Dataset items
━━━━━━━━

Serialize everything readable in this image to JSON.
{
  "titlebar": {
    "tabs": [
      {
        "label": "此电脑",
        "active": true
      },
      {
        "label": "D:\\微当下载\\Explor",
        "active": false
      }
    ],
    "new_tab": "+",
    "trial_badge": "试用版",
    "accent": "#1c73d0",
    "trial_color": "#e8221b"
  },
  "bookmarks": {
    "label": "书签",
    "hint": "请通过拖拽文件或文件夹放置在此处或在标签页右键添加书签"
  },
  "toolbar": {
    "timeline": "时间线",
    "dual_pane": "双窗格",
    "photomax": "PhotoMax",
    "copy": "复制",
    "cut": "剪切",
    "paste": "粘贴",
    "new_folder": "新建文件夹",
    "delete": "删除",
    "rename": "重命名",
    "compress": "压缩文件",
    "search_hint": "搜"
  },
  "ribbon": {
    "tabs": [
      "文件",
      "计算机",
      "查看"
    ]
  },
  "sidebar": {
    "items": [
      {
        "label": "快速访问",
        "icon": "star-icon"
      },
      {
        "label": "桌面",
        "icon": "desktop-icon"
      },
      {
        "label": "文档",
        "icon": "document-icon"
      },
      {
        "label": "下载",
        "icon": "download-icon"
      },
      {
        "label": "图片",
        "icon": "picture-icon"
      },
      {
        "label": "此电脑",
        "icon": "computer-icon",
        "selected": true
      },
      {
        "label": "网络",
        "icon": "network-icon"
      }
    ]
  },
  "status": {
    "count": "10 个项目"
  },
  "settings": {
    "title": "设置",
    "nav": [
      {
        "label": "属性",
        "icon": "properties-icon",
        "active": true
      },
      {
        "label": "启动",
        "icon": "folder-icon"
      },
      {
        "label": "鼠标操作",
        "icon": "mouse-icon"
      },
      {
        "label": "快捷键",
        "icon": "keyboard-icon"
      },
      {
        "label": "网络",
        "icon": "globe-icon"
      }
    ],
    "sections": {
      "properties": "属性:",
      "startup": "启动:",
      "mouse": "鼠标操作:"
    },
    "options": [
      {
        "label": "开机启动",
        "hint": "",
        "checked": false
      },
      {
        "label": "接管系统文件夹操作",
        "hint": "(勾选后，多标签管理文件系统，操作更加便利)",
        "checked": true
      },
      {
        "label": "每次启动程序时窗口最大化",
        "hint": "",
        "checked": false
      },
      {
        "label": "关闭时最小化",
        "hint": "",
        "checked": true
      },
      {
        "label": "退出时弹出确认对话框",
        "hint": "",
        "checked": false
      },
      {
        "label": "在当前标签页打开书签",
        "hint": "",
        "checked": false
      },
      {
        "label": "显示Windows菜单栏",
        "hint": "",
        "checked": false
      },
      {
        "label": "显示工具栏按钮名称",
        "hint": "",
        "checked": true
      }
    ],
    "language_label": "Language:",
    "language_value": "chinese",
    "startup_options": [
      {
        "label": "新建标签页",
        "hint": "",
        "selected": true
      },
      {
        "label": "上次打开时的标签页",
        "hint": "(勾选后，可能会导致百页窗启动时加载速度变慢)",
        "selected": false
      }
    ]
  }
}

━━━━━━━━

TASK BRIEF
Set down each entry again, unchanged.

IN RESPONSE
Serialize everything readable in this image to JSON.
{
  "titlebar": {
    "tabs": [
      {
        "label": "此电脑",
        "active": true
      },
      {
        "label": "D:\\微当下载\\Explor",
        "active": false
      }
    ],
    "new_tab": "+",
    "trial_badge": "试用版",
    "accent": "#1c73d0",
    "trial_color": "#e8221b"
  },
  "bookmarks": {
    "label": "书签",
    "hint": "请通过拖拽文件或文件夹放置在此处或在标签页右键添加书签"
  },
  "toolbar": {
    "timeline": "时间线",
    "dual_pane": "双窗格",
    "photomax": "PhotoMax",
    "copy": "复制",
    "cut": "剪切",
    "paste": "粘贴",
    "new_folder": "新建文件夹",
    "delete": "删除",
    "rename": "重命名",
    "compress": "压缩文件",
    "search_hint": "搜"
  },
  "ribbon": {
    "tabs": [
      "文件",
      "计算机",
      "查看"
    ]
  },
  "sidebar": {
    "items": [
      {
        "label": "快速访问",
        "icon": "star-icon"
      },
      {
        "label": "桌面",
        "icon": "desktop-icon"
      },
      {
        "label": "文档",
        "icon": "document-icon"
      },
      {
        "label": "下载",
        "icon": "download-icon"
      },
      {
        "label": "图片",
        "icon": "picture-icon"
      },
      {
        "label": "此电脑",
        "icon": "computer-icon",
        "selected": true
      },
      {
        "label": "网络",
        "icon": "network-icon"
      }
    ]
  },
  "status": {
    "count": "10 个项目"
  },
  "settings": {
    "title": "设置",
    "nav": [
      {
        "label": "属性",
        "icon": "properties-icon",
        "active": true
      },
      {
        "label": "启动",
        "icon": "folder-icon"
      },
      {
        "label": "鼠标操作",
        "icon": "mouse-icon"
      },
      {
        "label": "快捷键",
        "icon": "keyboard-icon"
      },
      {
        "label": "网络",
        "icon": "globe-icon"
      }
    ],
    "sections": {
      "properties": "属性:",
      "startup": "启动:",
      "mouse": "鼠标操作:"
    },
    "options": [
      {
        "label": "开机启动",
        "hint": "",
        "checked": false
      },
      {
        "label": "接管系统文件夹操作",
        "hint": "(勾选后，多标签管理文件系统，操作更加便利)",
        "checked": true
      },
      {
        "label": "每次启动程序时窗口最大化",
        "hint": "",
        "checked": false
      },
      {
        "label": "关闭时最小化",
        "hint": "",
        "checked": true
      },
      {
        "label": "退出时弹出确认对话框",
        "hint": "",
        "checked": false
      },
      {
        "label": "在当前标签页打开书签",
        "hint": "",
        "checked": false
      },
      {
        "label": "显示Windows菜单栏",
        "hint": "",
        "checked": false
      },
      {
        "label": "显示工具栏按钮名称",
        "hint": "",
        "checked": true
      }
    ],
    "language_label": "Language:",
    "language_value": "chinese",
    "startup_options": [
      {
        "label": "新建标签页",
        "hint": "",
        "selected": true
      },
      {
        "label": "上次打开时的标签页",
        "hint": "(勾选后，可能会导致百页窗启动时加载速度变慢)",
        "selected": false
      }
    ]
  }
}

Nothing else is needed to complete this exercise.